▸ **Exercise requirements**
Print every line of the material below exactly as it appears, leaving out the pictures.

(Excerpt from a dataset)
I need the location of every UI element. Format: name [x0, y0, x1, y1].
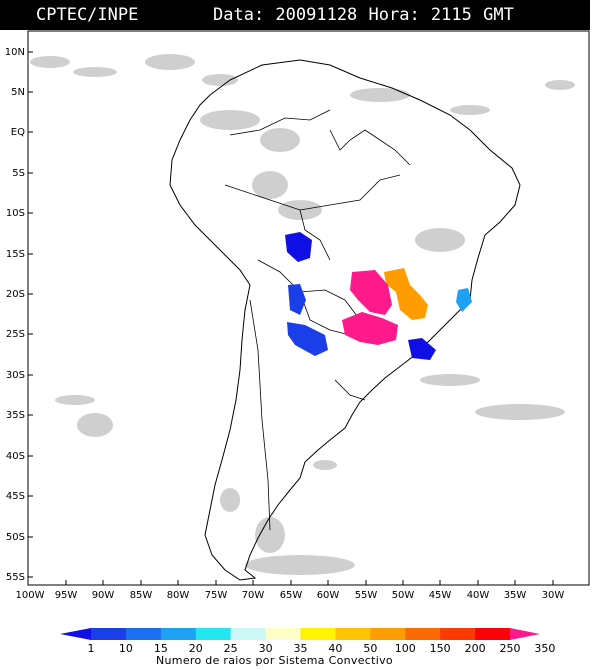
legend-cell	[440, 628, 476, 640]
legend-cell	[230, 628, 267, 640]
lon-label: 100W	[16, 590, 45, 601]
source-label: CPTEC/INPE	[36, 5, 139, 25]
legend-arrow-left	[60, 628, 91, 640]
system-orange-1	[384, 268, 428, 320]
lon-label: 85W	[130, 590, 153, 601]
system-blue-1	[285, 232, 312, 262]
legend-cell	[195, 628, 232, 640]
legend-cell	[335, 628, 371, 640]
lat-label: 5N	[11, 87, 25, 98]
system-blue-3	[287, 322, 328, 356]
legend-value-label: 25	[224, 642, 238, 654]
legend-cell	[91, 628, 127, 640]
lat-label: 30S	[6, 370, 25, 381]
legend-value-label: 250	[500, 642, 521, 654]
lon-label: 90W	[92, 590, 115, 601]
lat-label: 5S	[12, 168, 25, 179]
lon-label: 45W	[429, 590, 452, 601]
lat-label: EQ	[11, 127, 25, 138]
lat-label: 55S	[6, 572, 25, 583]
legend-cell	[370, 628, 406, 640]
south-america-coastline	[169, 59, 521, 581]
legend-labels: 1 10 15 20 25 30 35 40 50 100 150 200 250 350	[88, 642, 556, 654]
map-panel: 10N 5N EQ 5S 10S 15S 20S 25S 30S 35S 40S…	[5, 30, 590, 601]
lon-label: 50W	[392, 590, 415, 601]
lat-label: 15S	[6, 249, 25, 260]
lat-label: 20S	[6, 289, 25, 300]
latitude-axis: 10N 5N EQ 5S 10S 15S 20S 25S 30S 35S 40S…	[5, 47, 33, 583]
lon-label: 75W	[205, 590, 228, 601]
system-blue-2	[288, 284, 306, 315]
lon-label: 65W	[280, 590, 303, 601]
legend-value-label: 200	[465, 642, 486, 654]
legend-cells	[91, 628, 511, 640]
system-pink-2	[342, 312, 398, 345]
header-bar: CPTEC/INPE Data: 20091128 Hora: 2115 GMT	[0, 0, 590, 30]
legend-cell	[475, 628, 511, 640]
legend-value-label: 15	[154, 642, 168, 654]
legend-cell	[265, 628, 301, 640]
legend-arrow-right	[510, 628, 540, 640]
cloud-cover	[30, 54, 575, 575]
lon-label: 30W	[542, 590, 565, 601]
longitude-axis: 100W 95W 90W 85W 80W 75W 70W 65W 60W 55W…	[16, 580, 565, 601]
legend-cell	[125, 628, 162, 640]
legend-value-label: 350	[534, 642, 555, 654]
system-cyan-1	[456, 288, 472, 312]
lon-label: 95W	[55, 590, 78, 601]
lon-label: 70W	[242, 590, 265, 601]
legend-value-label: 40	[328, 642, 342, 654]
legend-value-label: 50	[363, 642, 377, 654]
lat-label: 10S	[6, 208, 25, 219]
legend-caption: Numero de raios por Sistema Convectivo	[156, 654, 393, 667]
legend-value-label: 30	[259, 642, 273, 654]
lon-label: 35W	[504, 590, 527, 601]
lon-label: 80W	[167, 590, 190, 601]
lat-label: 35S	[6, 410, 25, 421]
date-time-label: Data: 20091128 Hora: 2115 GMT	[213, 5, 514, 25]
legend-cell	[405, 628, 441, 640]
lat-label: 25S	[6, 329, 25, 340]
system-pink-1	[350, 270, 392, 315]
lat-label: 10N	[5, 47, 25, 58]
legend-value-label: 1	[88, 642, 95, 654]
legend-value-label: 35	[294, 642, 308, 654]
lat-label: 40S	[6, 451, 25, 462]
legend-value-label: 150	[430, 642, 451, 654]
map-frame	[27, 30, 590, 586]
lon-label: 40W	[467, 590, 490, 601]
lat-label: 45S	[6, 491, 25, 502]
lat-label: 50S	[6, 532, 25, 543]
system-blue-4	[408, 338, 436, 360]
legend-value-label: 100	[395, 642, 416, 654]
legend-colorbar: 1 10 15 20 25 30 35 40 50 100 150 200 250 350	[60, 628, 556, 654]
legend-value-label: 20	[189, 642, 203, 654]
lon-label: 60W	[317, 590, 340, 601]
legend-cell	[160, 628, 197, 640]
convective-systems	[285, 232, 472, 360]
legend-cell	[300, 628, 336, 640]
lon-label: 55W	[355, 590, 378, 601]
legend-value-label: 10	[119, 642, 133, 654]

▸ **Written response**
I need the location of every UI element. Format: name [x0, y0, x1, y1].
legend-cell	[440, 628, 476, 640]
legend-cell	[230, 628, 267, 640]
lon-label: 100W	[16, 590, 45, 601]
source-label: CPTEC/INPE	[36, 5, 139, 25]
legend-arrow-left	[60, 628, 91, 640]
system-orange-1	[384, 268, 428, 320]
lon-label: 85W	[130, 590, 153, 601]
system-blue-1	[285, 232, 312, 262]
legend-cell	[195, 628, 232, 640]
legend-cell	[335, 628, 371, 640]
lat-label: 5N	[11, 87, 25, 98]
system-blue-3	[287, 322, 328, 356]
legend-value-label: 25	[224, 642, 238, 654]
legend-cell	[91, 628, 127, 640]
lat-label: 30S	[6, 370, 25, 381]
legend-value-label: 250	[500, 642, 521, 654]
lon-label: 90W	[92, 590, 115, 601]
lat-label: 5S	[12, 168, 25, 179]
lon-label: 45W	[429, 590, 452, 601]
lat-label: EQ	[11, 127, 25, 138]
lat-label: 55S	[6, 572, 25, 583]
legend-cell	[370, 628, 406, 640]
south-america-coastline	[169, 59, 521, 581]
legend-labels: 1 10 15 20 25 30 35 40 50 100 150 200 250 350	[88, 642, 556, 654]
map-panel: 10N 5N EQ 5S 10S 15S 20S 25S 30S 35S 40S…	[5, 30, 590, 601]
lon-label: 50W	[392, 590, 415, 601]
lat-label: 15S	[6, 249, 25, 260]
lat-label: 20S	[6, 289, 25, 300]
latitude-axis: 10N 5N EQ 5S 10S 15S 20S 25S 30S 35S 40S…	[5, 47, 33, 583]
lon-label: 75W	[205, 590, 228, 601]
system-blue-2	[288, 284, 306, 315]
lon-label: 65W	[280, 590, 303, 601]
legend-value-label: 200	[465, 642, 486, 654]
legend-cells	[91, 628, 511, 640]
system-pink-2	[342, 312, 398, 345]
header-bar: CPTEC/INPE Data: 20091128 Hora: 2115 GMT	[0, 0, 590, 30]
legend-cell	[475, 628, 511, 640]
legend-value-label: 15	[154, 642, 168, 654]
legend-cell	[265, 628, 301, 640]
legend-arrow-right	[510, 628, 540, 640]
cloud-cover	[30, 54, 575, 575]
lon-label: 30W	[542, 590, 565, 601]
longitude-axis: 100W 95W 90W 85W 80W 75W 70W 65W 60W 55W…	[16, 580, 565, 601]
legend-cell	[125, 628, 162, 640]
legend-value-label: 350	[534, 642, 555, 654]
system-cyan-1	[456, 288, 472, 312]
lon-label: 95W	[55, 590, 78, 601]
lon-label: 70W	[242, 590, 265, 601]
legend-value-label: 40	[328, 642, 342, 654]
legend-value-label: 50	[363, 642, 377, 654]
lat-label: 10S	[6, 208, 25, 219]
legend-caption: Numero de raios por Sistema Convectivo	[156, 654, 393, 667]
legend-value-label: 30	[259, 642, 273, 654]
lon-label: 35W	[504, 590, 527, 601]
lon-label: 80W	[167, 590, 190, 601]
lat-label: 35S	[6, 410, 25, 421]
date-time-label: Data: 20091128 Hora: 2115 GMT	[213, 5, 514, 25]
legend-cell	[405, 628, 441, 640]
lat-label: 25S	[6, 329, 25, 340]
system-pink-1	[350, 270, 392, 315]
lat-label: 10N	[5, 47, 25, 58]
legend-value-label: 1	[88, 642, 95, 654]
legend-value-label: 35	[294, 642, 308, 654]
lat-label: 40S	[6, 451, 25, 462]
legend-value-label: 150	[430, 642, 451, 654]
map-frame	[27, 30, 590, 586]
lon-label: 40W	[467, 590, 490, 601]
lat-label: 45S	[6, 491, 25, 502]
lat-label: 50S	[6, 532, 25, 543]
system-blue-4	[408, 338, 436, 360]
legend-value-label: 100	[395, 642, 416, 654]
legend-colorbar: 1 10 15 20 25 30 35 40 50 100 150 200 250 350	[60, 628, 556, 654]
legend-value-label: 20	[189, 642, 203, 654]
lon-label: 60W	[317, 590, 340, 601]
legend-cell	[160, 628, 197, 640]
convective-systems	[285, 232, 472, 360]
legend-cell	[300, 628, 336, 640]
lon-label: 55W	[355, 590, 378, 601]
legend-value-label: 10	[119, 642, 133, 654]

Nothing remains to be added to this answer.